Records for this task
[start]
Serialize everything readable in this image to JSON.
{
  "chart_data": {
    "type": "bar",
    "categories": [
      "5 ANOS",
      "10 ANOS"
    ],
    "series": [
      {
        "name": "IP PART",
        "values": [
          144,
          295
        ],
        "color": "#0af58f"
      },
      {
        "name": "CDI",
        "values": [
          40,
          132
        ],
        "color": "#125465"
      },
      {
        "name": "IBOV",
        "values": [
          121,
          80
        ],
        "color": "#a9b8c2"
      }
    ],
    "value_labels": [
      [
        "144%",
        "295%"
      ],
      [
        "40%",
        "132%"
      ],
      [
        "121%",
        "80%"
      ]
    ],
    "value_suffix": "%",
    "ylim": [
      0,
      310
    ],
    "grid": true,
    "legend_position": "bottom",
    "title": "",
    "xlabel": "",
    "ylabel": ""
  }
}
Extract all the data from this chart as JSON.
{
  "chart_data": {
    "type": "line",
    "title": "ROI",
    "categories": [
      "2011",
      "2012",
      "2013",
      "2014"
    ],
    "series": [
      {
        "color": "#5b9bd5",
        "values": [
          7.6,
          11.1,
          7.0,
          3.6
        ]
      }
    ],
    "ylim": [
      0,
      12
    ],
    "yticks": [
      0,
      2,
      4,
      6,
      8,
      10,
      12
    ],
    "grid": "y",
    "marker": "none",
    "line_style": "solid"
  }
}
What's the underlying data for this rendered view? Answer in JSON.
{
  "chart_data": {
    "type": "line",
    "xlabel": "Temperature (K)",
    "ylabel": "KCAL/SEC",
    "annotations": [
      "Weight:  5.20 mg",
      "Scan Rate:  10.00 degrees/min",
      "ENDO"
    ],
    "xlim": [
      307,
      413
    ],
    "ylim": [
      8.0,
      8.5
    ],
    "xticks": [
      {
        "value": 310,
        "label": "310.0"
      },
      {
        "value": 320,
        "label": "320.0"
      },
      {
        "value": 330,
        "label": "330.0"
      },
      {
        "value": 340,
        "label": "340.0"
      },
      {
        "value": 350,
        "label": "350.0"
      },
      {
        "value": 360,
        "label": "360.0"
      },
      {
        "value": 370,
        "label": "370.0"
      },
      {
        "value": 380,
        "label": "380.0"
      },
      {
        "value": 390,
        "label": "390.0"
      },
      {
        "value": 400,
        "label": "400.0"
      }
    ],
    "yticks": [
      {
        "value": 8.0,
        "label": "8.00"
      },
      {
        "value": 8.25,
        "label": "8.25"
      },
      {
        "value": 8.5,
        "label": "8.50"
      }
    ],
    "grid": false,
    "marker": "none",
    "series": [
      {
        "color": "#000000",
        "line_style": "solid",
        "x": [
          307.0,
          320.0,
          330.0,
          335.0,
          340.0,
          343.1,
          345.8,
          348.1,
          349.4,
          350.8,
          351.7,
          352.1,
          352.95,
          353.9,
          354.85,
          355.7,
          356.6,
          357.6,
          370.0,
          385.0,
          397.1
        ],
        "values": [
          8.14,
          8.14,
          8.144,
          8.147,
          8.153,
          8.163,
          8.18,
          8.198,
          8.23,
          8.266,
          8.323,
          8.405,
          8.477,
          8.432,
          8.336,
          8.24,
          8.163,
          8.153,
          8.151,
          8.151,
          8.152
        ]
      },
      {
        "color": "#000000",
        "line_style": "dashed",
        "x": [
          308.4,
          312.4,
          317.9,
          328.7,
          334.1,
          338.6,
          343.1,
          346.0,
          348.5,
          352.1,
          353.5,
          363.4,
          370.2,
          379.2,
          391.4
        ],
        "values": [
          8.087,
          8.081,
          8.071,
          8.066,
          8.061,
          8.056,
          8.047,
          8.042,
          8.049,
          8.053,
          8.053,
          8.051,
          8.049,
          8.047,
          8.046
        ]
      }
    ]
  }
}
[end]
What this task involves
Exactly reproduce every line of the records.

Result for this task
Serialize everything readable in this image to JSON.
{
  "chart_data": {
    "type": "bar",
    "categories": [
      "5 ANOS",
      "10 ANOS"
    ],
    "series": [
      {
        "name": "IP PART",
        "values": [
          144,
          295
        ],
        "color": "#0af58f"
      },
      {
        "name": "CDI",
        "values": [
          40,
          132
        ],
        "color": "#125465"
      },
      {
        "name": "IBOV",
        "values": [
          121,
          80
        ],
        "color": "#a9b8c2"
      }
    ],
    "value_labels": [
      [
        "144%",
        "295%"
      ],
      [
        "40%",
        "132%"
      ],
      [
        "121%",
        "80%"
      ]
    ],
    "value_suffix": "%",
    "ylim": [
      0,
      310
    ],
    "grid": true,
    "legend_position": "bottom",
    "title": "",
    "xlabel": "",
    "ylabel": ""
  }
}
Extract all the data from this chart as JSON.
{
  "chart_data": {
    "type": "line",
    "title": "ROI",
    "categories": [
      "2011",
      "2012",
      "2013",
      "2014"
    ],
    "series": [
      {
        "color": "#5b9bd5",
        "values": [
          7.6,
          11.1,
          7.0,
          3.6
        ]
      }
    ],
    "ylim": [
      0,
      12
    ],
    "yticks": [
      0,
      2,
      4,
      6,
      8,
      10,
      12
    ],
    "grid": "y",
    "marker": "none",
    "line_style": "solid"
  }
}
What's the underlying data for this rendered view? Answer in JSON.
{
  "chart_data": {
    "type": "line",
    "xlabel": "Temperature (K)",
    "ylabel": "KCAL/SEC",
    "annotations": [
      "Weight:  5.20 mg",
      "Scan Rate:  10.00 degrees/min",
      "ENDO"
    ],
    "xlim": [
      307,
      413
    ],
    "ylim": [
      8.0,
      8.5
    ],
    "xticks": [
      {
        "value": 310,
        "label": "310.0"
      },
      {
        "value": 320,
        "label": "320.0"
      },
      {
        "value": 330,
        "label": "330.0"
      },
      {
        "value": 340,
        "label": "340.0"
      },
      {
        "value": 350,
        "label": "350.0"
      },
      {
        "value": 360,
        "label": "360.0"
      },
      {
        "value": 370,
        "label": "370.0"
      },
      {
        "value": 380,
        "label": "380.0"
      },
      {
        "value": 390,
        "label": "390.0"
      },
      {
        "value": 400,
        "label": "400.0"
      }
    ],
    "yticks": [
      {
        "value": 8.0,
        "label": "8.00"
      },
      {
        "value": 8.25,
        "label": "8.25"
      },
      {
        "value": 8.5,
        "label": "8.50"
      }
    ],
    "grid": false,
    "marker": "none",
    "series": [
      {
        "color": "#000000",
        "line_style": "solid",
        "x": [
          307.0,
          320.0,
          330.0,
          335.0,
          340.0,
          343.1,
          345.8,
          348.1,
          349.4,
          350.8,
          351.7,
          352.1,
          352.95,
          353.9,
          354.85,
          355.7,
          356.6,
          357.6,
          370.0,
          385.0,
          397.1
        ],
        "values": [
          8.14,
          8.14,
          8.144,
          8.147,
          8.153,
          8.163,
          8.18,
          8.198,
          8.23,
          8.266,
          8.323,
          8.405,
          8.477,
          8.432,
          8.336,
          8.24,
          8.163,
          8.153,
          8.151,
          8.151,
          8.152
        ]
      },
      {
        "color": "#000000",
        "line_style": "dashed",
        "x": [
          308.4,
          312.4,
          317.9,
          328.7,
          334.1,
          338.6,
          343.1,
          346.0,
          348.5,
          352.1,
          353.5,
          363.4,
          370.2,
          379.2,
          391.4
        ],
        "values": [
          8.087,
          8.081,
          8.071,
          8.066,
          8.061,
          8.056,
          8.047,
          8.042,
          8.049,
          8.053,
          8.053,
          8.051,
          8.049,
          8.047,
          8.046
        ]
      }
    ]
  }
}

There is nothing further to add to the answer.